[Spatial layout data]
++++++++++

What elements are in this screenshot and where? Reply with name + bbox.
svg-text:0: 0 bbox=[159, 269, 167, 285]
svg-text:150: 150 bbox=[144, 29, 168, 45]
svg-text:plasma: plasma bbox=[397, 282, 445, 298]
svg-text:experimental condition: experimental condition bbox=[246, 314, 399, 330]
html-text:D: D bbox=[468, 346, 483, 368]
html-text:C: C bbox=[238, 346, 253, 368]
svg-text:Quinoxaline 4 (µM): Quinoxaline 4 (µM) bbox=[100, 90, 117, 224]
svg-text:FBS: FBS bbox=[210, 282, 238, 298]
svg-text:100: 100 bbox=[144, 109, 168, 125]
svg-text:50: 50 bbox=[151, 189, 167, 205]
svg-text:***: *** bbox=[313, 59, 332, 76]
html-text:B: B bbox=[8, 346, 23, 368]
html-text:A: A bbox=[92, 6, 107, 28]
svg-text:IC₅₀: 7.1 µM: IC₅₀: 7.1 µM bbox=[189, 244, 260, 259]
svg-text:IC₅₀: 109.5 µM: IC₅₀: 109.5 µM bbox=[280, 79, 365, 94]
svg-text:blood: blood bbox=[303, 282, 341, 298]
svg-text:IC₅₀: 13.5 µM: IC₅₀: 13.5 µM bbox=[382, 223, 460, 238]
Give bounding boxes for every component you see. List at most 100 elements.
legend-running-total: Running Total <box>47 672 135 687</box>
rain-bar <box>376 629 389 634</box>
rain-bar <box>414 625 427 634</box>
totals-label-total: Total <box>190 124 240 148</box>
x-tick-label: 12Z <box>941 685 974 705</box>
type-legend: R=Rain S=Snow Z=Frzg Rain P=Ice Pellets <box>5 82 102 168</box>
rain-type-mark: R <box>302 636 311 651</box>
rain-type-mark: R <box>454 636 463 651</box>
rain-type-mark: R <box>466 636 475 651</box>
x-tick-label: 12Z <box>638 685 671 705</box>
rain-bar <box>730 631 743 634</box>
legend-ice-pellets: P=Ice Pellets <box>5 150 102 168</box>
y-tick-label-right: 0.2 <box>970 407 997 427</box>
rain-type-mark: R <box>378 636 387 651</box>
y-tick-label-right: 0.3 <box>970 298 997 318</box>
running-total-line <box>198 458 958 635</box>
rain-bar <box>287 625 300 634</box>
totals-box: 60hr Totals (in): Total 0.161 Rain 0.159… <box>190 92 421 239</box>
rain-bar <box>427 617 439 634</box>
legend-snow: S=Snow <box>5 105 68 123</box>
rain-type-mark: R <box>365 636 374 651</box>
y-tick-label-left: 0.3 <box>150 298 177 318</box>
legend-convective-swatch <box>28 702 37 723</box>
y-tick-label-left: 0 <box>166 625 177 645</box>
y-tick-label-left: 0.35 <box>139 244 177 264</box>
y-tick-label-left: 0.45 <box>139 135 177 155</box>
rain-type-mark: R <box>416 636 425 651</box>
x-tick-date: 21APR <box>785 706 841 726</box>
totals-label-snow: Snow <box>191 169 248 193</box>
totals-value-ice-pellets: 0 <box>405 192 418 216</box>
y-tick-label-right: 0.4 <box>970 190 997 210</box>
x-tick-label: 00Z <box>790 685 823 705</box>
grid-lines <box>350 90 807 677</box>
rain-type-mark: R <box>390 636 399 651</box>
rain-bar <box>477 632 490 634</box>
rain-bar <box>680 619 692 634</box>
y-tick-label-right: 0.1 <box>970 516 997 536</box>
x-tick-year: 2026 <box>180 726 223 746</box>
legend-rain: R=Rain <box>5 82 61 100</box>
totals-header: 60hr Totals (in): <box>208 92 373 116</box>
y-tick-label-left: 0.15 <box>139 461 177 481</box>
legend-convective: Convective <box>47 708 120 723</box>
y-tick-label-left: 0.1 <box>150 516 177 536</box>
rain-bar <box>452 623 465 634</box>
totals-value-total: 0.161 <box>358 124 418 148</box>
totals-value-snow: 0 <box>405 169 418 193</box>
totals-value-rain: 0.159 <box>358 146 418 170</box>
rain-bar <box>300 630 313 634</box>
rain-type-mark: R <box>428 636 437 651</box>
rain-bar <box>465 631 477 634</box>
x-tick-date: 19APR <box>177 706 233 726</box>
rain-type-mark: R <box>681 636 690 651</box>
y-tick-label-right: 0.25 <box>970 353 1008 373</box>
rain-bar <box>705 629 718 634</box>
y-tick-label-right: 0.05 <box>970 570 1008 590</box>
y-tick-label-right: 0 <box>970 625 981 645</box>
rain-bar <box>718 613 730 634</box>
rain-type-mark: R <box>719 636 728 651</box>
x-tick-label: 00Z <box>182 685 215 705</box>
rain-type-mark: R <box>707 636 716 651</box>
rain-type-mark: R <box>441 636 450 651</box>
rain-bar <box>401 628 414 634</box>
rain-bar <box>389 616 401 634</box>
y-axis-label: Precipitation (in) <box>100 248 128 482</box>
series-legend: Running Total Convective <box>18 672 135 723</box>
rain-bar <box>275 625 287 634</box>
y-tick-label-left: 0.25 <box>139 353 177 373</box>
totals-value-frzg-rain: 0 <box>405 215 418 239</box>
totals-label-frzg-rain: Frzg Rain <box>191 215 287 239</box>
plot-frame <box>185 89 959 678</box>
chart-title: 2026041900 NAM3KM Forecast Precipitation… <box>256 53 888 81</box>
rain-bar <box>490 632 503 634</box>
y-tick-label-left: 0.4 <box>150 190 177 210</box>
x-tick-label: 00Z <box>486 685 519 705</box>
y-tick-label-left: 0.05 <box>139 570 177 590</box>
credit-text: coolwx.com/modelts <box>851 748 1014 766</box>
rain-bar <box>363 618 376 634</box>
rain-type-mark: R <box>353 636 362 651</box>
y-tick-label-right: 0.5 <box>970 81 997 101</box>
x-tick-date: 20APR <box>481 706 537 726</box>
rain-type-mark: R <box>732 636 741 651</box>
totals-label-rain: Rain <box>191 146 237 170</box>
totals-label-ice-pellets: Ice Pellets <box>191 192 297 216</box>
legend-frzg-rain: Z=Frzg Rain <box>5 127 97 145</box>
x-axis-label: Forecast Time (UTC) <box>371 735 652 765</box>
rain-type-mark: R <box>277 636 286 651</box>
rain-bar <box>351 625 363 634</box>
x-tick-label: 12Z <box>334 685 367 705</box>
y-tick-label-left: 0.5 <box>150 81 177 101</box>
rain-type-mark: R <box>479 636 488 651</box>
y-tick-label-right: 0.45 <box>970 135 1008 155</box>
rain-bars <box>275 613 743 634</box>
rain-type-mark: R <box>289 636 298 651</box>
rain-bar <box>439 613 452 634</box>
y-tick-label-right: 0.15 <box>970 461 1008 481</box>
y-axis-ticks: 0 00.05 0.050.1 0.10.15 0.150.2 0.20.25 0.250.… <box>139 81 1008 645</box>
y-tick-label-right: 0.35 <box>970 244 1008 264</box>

++++++++++

■ Set exercise
Update the rows from the first one through the line containing "svg-text:Quinoxaline 4 (µM): Quinoxaline", changing "experimental condition" to "treatment condition" and leaving everything else intact.

■ Output for this task
What elements are in this screenshot and where? Reply with name + bbox.
svg-text:0: 0 bbox=[159, 269, 167, 285]
svg-text:150: 150 bbox=[144, 29, 168, 45]
svg-text:plasma: plasma bbox=[397, 282, 445, 298]
svg-text:treatment condition: treatment condition bbox=[246, 314, 399, 330]
html-text:D: D bbox=[468, 346, 483, 368]
html-text:C: C bbox=[238, 346, 253, 368]
svg-text:Quinoxaline 4 (µM): Quinoxaline 4 (µM) bbox=[100, 90, 117, 224]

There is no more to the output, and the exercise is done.